[Data entries]
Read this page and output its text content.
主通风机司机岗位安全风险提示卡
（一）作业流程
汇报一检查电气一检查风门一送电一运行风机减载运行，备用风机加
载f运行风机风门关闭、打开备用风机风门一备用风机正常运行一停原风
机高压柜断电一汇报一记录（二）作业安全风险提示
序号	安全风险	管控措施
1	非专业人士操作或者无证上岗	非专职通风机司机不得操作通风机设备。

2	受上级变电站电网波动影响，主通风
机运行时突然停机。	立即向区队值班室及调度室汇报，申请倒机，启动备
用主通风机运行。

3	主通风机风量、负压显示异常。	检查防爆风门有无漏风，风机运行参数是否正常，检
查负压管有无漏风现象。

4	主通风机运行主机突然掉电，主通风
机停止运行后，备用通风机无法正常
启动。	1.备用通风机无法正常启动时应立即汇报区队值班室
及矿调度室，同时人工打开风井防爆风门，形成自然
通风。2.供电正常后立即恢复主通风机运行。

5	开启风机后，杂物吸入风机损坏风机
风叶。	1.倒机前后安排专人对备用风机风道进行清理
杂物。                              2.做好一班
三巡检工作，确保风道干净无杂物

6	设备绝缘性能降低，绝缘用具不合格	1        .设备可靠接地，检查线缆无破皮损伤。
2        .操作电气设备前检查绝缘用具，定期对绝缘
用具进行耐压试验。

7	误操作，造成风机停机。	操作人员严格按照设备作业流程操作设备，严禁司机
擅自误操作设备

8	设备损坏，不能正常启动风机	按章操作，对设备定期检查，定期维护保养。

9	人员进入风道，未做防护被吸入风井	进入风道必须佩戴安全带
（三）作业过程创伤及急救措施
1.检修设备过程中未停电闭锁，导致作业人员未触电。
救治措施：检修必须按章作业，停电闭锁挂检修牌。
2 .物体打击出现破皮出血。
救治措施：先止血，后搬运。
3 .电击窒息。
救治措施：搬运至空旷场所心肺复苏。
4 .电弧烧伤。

**What the exercise asks**:
From the entries above, return each line with the word "救治措施" in it.

**Expected answer**:
救治措施：检修必须按章作业，停电闭锁挂检修牌。
救治措施：先止血，后搬运。
救治措施：搬运至空旷场所心肺复苏。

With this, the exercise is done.